____ SUPPLIED MATERIAL
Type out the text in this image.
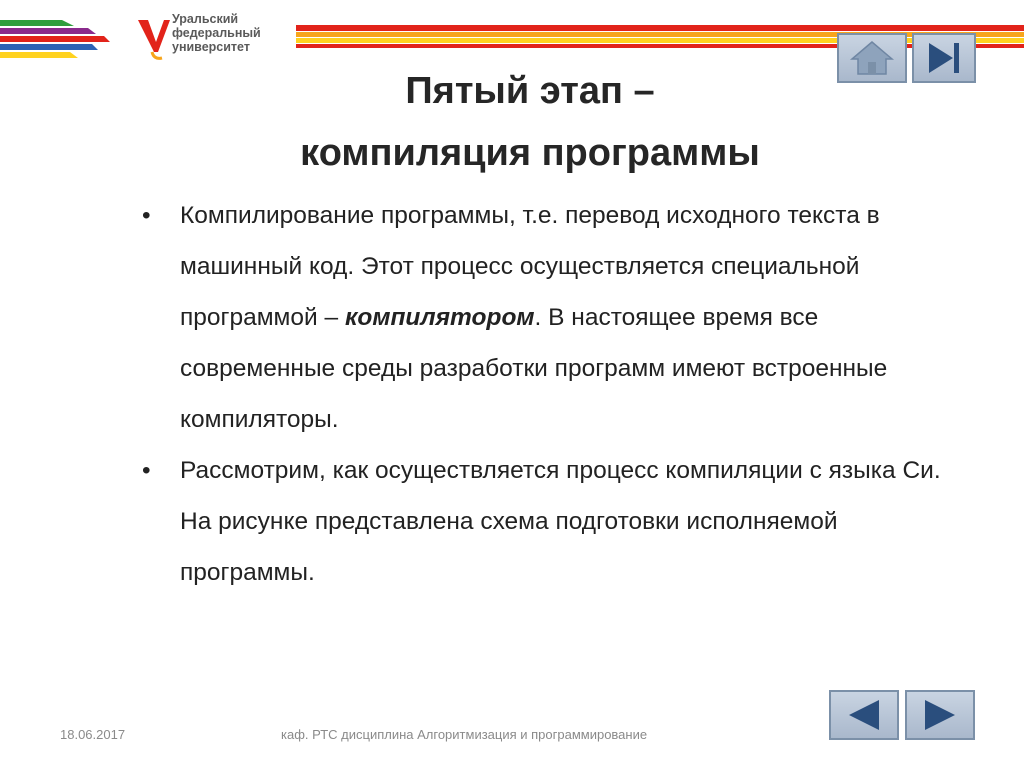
Уральский
федеральный
университет
Пятый этап –
компиляция программы
• Компилирование программы, т.е. перевод исходного текста в машинный код. Этот процесс осуществляется специальной программой – компилятором. В настоящее время все современные среды разработки программ имеют встроенные компиляторы.
• Рассмотрим, как осуществляется процесс компиляции с языка Си. На рисунке представлена схема подготовки исполняемой программы.
18.06.2017	каф. РТС дисциплина Алгоритмизация и программирование
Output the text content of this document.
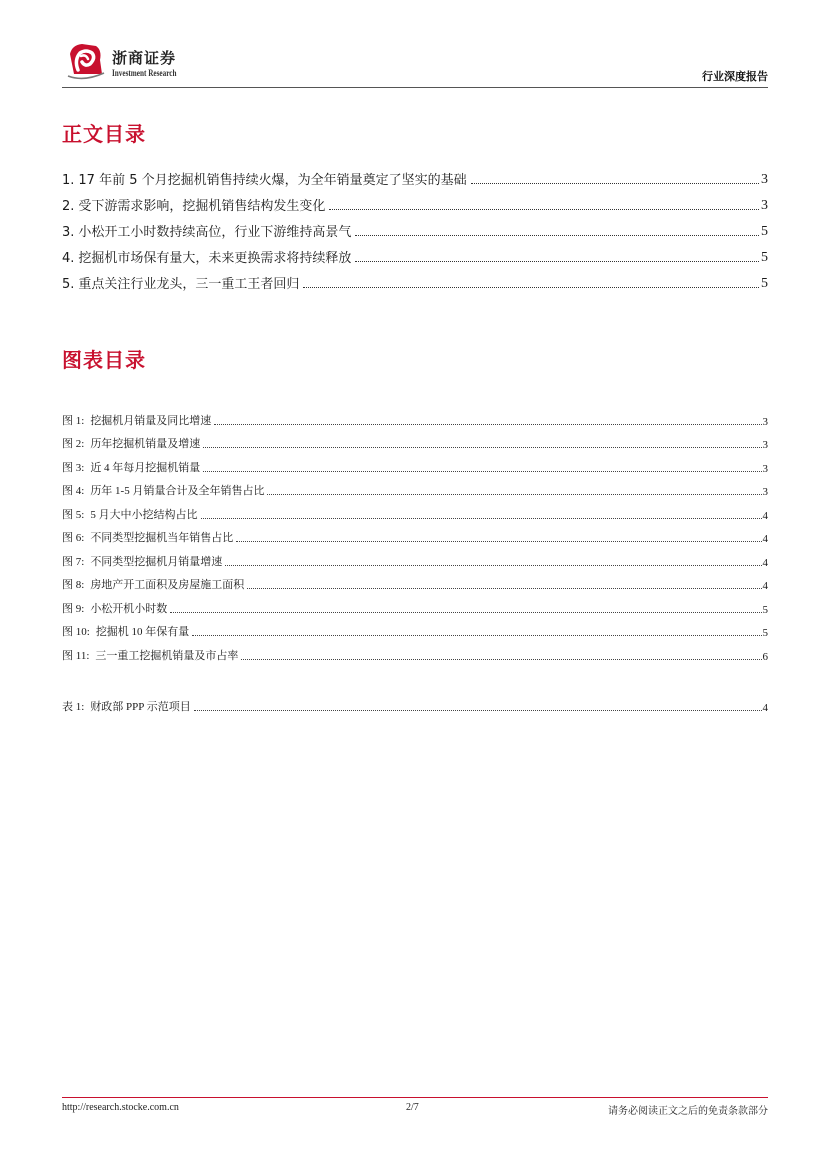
浙商证券
Investment Research	行业深度报告
正文目录
1. 17 年前 5 个月挖掘机销售持续火爆，为全年销量奠定了坚实的基础	3
2. 受下游需求影响，挖掘机销售结构发生变化	3
3. 小松开工小时数持续高位，行业下游维持高景气	5
4. 挖掘机市场保有量大，未来更换需求将持续释放	5
5. 重点关注行业龙头，三一重工王者回归	5
图表目录
图 1: 挖掘机月销量及同比增速	3
图 2: 历年挖掘机销量及增速	3
图 3: 近 4 年每月挖掘机销量	3
图 4: 历年 1-5 月销量合计及全年销售占比	3
图 5: 5 月大中小挖结构占比	4
图 6: 不同类型挖掘机当年销售占比	4
图 7: 不同类型挖掘机月销量增速	4
图 8: 房地产开工面积及房屋施工面积	4
图 9: 小松开机小时数	5
图 10: 挖掘机 10 年保有量	5
图 11: 三一重工挖掘机销量及市占率	6
表 1: 财政部 PPP 示范项目	4
http://research.stocke.com.cn	2/7	请务必阅读正文之后的免责条款部分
________
*WHAT TO PRODUCE:*
Leave images out of the retyped records; keep all else exact.

*WORKED SOLUTION:*
Type out the text in this image.
Уральский
федеральный
университет
Пятый этап –
компиляция программы
• Компилирование программы, т.е. перевод исходного текста в машинный код. Этот процесс осуществляется специальной программой – компилятором. В настоящее время все современные среды разработки программ имеют встроенные компиляторы.
• Рассмотрим, как осуществляется процесс компиляции с языка Си. На рисунке представлена схема подготовки исполняемой программы.
18.06.2017	каф. РТС дисциплина Алгоритмизация и программирование
Output the text content of this document.
浙商证券
Investment Research	行业深度报告
正文目录
1. 17 年前 5 个月挖掘机销售持续火爆，为全年销量奠定了坚实的基础	3
2. 受下游需求影响，挖掘机销售结构发生变化	3
3. 小松开工小时数持续高位，行业下游维持高景气	5
4. 挖掘机市场保有量大，未来更换需求将持续释放	5
5. 重点关注行业龙头，三一重工王者回归	5
图表目录
图 1: 挖掘机月销量及同比增速	3
图 2: 历年挖掘机销量及增速	3
图 3: 近 4 年每月挖掘机销量	3
图 4: 历年 1-5 月销量合计及全年销售占比	3
图 5: 5 月大中小挖结构占比	4
图 6: 不同类型挖掘机当年销售占比	4
图 7: 不同类型挖掘机月销量增速	4
图 8: 房地产开工面积及房屋施工面积	4
图 9: 小松开机小时数	5
图 10: 挖掘机 10 年保有量	5
图 11: 三一重工挖掘机销量及市占率	6
表 1: 财政部 PPP 示范项目	4
http://research.stocke.com.cn	2/7	请务必阅读正文之后的免责条款部分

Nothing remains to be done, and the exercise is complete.